== Assigned task ==
A verbatim copy of every entry is required. Produce it now.

Dataset items
################

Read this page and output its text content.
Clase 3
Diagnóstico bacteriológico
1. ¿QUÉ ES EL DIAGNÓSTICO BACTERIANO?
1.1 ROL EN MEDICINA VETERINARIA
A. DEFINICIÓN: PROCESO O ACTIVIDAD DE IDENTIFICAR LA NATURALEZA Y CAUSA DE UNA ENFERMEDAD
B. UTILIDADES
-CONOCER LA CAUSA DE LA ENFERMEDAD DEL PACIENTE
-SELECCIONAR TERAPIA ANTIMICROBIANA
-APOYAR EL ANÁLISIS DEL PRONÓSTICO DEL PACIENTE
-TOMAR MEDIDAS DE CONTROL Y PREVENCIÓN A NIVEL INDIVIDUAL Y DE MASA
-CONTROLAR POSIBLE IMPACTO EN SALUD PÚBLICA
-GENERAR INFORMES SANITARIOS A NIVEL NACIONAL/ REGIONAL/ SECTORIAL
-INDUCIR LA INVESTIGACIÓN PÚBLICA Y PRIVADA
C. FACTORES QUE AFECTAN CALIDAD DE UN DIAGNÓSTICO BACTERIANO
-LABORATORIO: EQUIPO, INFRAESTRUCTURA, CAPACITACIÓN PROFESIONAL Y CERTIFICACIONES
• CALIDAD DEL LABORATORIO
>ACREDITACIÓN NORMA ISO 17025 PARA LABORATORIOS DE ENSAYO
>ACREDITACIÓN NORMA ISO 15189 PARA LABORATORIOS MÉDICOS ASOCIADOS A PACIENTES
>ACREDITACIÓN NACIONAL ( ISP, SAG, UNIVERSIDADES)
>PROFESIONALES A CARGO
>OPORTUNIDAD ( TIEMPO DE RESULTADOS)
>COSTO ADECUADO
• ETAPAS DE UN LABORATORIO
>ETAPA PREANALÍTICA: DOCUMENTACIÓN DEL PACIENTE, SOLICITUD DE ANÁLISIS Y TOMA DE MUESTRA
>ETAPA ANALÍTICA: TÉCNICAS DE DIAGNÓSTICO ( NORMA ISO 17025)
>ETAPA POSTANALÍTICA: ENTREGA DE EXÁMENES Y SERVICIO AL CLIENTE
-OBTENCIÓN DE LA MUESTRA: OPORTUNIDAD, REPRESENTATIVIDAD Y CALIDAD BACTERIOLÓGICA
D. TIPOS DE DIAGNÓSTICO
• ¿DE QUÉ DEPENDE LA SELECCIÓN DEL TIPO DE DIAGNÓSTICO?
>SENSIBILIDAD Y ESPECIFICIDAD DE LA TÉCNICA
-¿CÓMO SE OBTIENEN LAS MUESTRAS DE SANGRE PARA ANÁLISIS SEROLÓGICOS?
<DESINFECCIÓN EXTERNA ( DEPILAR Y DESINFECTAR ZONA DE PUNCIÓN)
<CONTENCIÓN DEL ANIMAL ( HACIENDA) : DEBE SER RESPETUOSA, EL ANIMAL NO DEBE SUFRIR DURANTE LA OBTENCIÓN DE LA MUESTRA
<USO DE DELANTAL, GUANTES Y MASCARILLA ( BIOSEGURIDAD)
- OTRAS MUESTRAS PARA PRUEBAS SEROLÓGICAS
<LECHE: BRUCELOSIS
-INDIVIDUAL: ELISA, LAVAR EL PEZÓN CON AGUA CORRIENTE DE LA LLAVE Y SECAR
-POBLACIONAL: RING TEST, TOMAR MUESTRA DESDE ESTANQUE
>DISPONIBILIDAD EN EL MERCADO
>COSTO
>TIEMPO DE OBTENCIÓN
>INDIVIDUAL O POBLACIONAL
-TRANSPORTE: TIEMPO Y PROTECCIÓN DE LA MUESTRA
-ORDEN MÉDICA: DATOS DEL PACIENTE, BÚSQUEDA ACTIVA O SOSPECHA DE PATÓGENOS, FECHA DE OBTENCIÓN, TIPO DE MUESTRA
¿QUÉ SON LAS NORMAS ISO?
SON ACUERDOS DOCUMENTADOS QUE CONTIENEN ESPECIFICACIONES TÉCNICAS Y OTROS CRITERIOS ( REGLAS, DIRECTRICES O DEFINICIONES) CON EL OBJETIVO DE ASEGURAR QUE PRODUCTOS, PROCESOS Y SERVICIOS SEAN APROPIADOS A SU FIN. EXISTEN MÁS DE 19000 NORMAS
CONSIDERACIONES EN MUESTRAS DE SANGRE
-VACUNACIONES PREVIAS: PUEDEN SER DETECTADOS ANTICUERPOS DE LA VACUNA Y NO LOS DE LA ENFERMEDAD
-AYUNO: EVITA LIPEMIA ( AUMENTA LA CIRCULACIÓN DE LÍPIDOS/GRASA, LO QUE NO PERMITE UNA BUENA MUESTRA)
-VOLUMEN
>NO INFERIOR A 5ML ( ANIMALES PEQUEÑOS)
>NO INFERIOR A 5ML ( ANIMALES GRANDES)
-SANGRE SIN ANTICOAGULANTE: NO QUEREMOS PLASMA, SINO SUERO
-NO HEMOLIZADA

################

== Answer ==
Read this page and output its text content.
Clase 3
Diagnóstico bacteriológico
1. ¿QUÉ ES EL DIAGNÓSTICO BACTERIANO?
1.1 ROL EN MEDICINA VETERINARIA
A. DEFINICIÓN: PROCESO O ACTIVIDAD DE IDENTIFICAR LA NATURALEZA Y CAUSA DE UNA ENFERMEDAD
B. UTILIDADES
-CONOCER LA CAUSA DE LA ENFERMEDAD DEL PACIENTE
-SELECCIONAR TERAPIA ANTIMICROBIANA
-APOYAR EL ANÁLISIS DEL PRONÓSTICO DEL PACIENTE
-TOMAR MEDIDAS DE CONTROL Y PREVENCIÓN A NIVEL INDIVIDUAL Y DE MASA
-CONTROLAR POSIBLE IMPACTO EN SALUD PÚBLICA
-GENERAR INFORMES SANITARIOS A NIVEL NACIONAL/ REGIONAL/ SECTORIAL
-INDUCIR LA INVESTIGACIÓN PÚBLICA Y PRIVADA
C. FACTORES QUE AFECTAN CALIDAD DE UN DIAGNÓSTICO BACTERIANO
-LABORATORIO: EQUIPO, INFRAESTRUCTURA, CAPACITACIÓN PROFESIONAL Y CERTIFICACIONES
• CALIDAD DEL LABORATORIO
>ACREDITACIÓN NORMA ISO 17025 PARA LABORATORIOS DE ENSAYO
>ACREDITACIÓN NORMA ISO 15189 PARA LABORATORIOS MÉDICOS ASOCIADOS A PACIENTES
>ACREDITACIÓN NACIONAL ( ISP, SAG, UNIVERSIDADES)
>PROFESIONALES A CARGO
>OPORTUNIDAD ( TIEMPO DE RESULTADOS)
>COSTO ADECUADO
• ETAPAS DE UN LABORATORIO
>ETAPA PREANALÍTICA: DOCUMENTACIÓN DEL PACIENTE, SOLICITUD DE ANÁLISIS Y TOMA DE MUESTRA
>ETAPA ANALÍTICA: TÉCNICAS DE DIAGNÓSTICO ( NORMA ISO 17025)
>ETAPA POSTANALÍTICA: ENTREGA DE EXÁMENES Y SERVICIO AL CLIENTE
-OBTENCIÓN DE LA MUESTRA: OPORTUNIDAD, REPRESENTATIVIDAD Y CALIDAD BACTERIOLÓGICA
D. TIPOS DE DIAGNÓSTICO
• ¿DE QUÉ DEPENDE LA SELECCIÓN DEL TIPO DE DIAGNÓSTICO?
>SENSIBILIDAD Y ESPECIFICIDAD DE LA TÉCNICA
-¿CÓMO SE OBTIENEN LAS MUESTRAS DE SANGRE PARA ANÁLISIS SEROLÓGICOS?
<DESINFECCIÓN EXTERNA ( DEPILAR Y DESINFECTAR ZONA DE PUNCIÓN)
<CONTENCIÓN DEL ANIMAL ( HACIENDA) : DEBE SER RESPETUOSA, EL ANIMAL NO DEBE SUFRIR DURANTE LA OBTENCIÓN DE LA MUESTRA
<USO DE DELANTAL, GUANTES Y MASCARILLA ( BIOSEGURIDAD)
- OTRAS MUESTRAS PARA PRUEBAS SEROLÓGICAS
<LECHE: BRUCELOSIS
-INDIVIDUAL: ELISA, LAVAR EL PEZÓN CON AGUA CORRIENTE DE LA LLAVE Y SECAR
-POBLACIONAL: RING TEST, TOMAR MUESTRA DESDE ESTANQUE
>DISPONIBILIDAD EN EL MERCADO
>COSTO
>TIEMPO DE OBTENCIÓN
>INDIVIDUAL O POBLACIONAL
-TRANSPORTE: TIEMPO Y PROTECCIÓN DE LA MUESTRA
-ORDEN MÉDICA: DATOS DEL PACIENTE, BÚSQUEDA ACTIVA O SOSPECHA DE PATÓGENOS, FECHA DE OBTENCIÓN, TIPO DE MUESTRA
¿QUÉ SON LAS NORMAS ISO?
SON ACUERDOS DOCUMENTADOS QUE CONTIENEN ESPECIFICACIONES TÉCNICAS Y OTROS CRITERIOS ( REGLAS, DIRECTRICES O DEFINICIONES) CON EL OBJETIVO DE ASEGURAR QUE PRODUCTOS, PROCESOS Y SERVICIOS SEAN APROPIADOS A SU FIN. EXISTEN MÁS DE 19000 NORMAS
CONSIDERACIONES EN MUESTRAS DE SANGRE
-VACUNACIONES PREVIAS: PUEDEN SER DETECTADOS ANTICUERPOS DE LA VACUNA Y NO LOS DE LA ENFERMEDAD
-AYUNO: EVITA LIPEMIA ( AUMENTA LA CIRCULACIÓN DE LÍPIDOS/GRASA, LO QUE NO PERMITE UNA BUENA MUESTRA)
-VOLUMEN
>NO INFERIOR A 5ML ( ANIMALES PEQUEÑOS)
>NO INFERIOR A 5ML ( ANIMALES GRANDES)
-SANGRE SIN ANTICOAGULANTE: NO QUEREMOS PLASMA, SINO SUERO
-NO HEMOLIZADA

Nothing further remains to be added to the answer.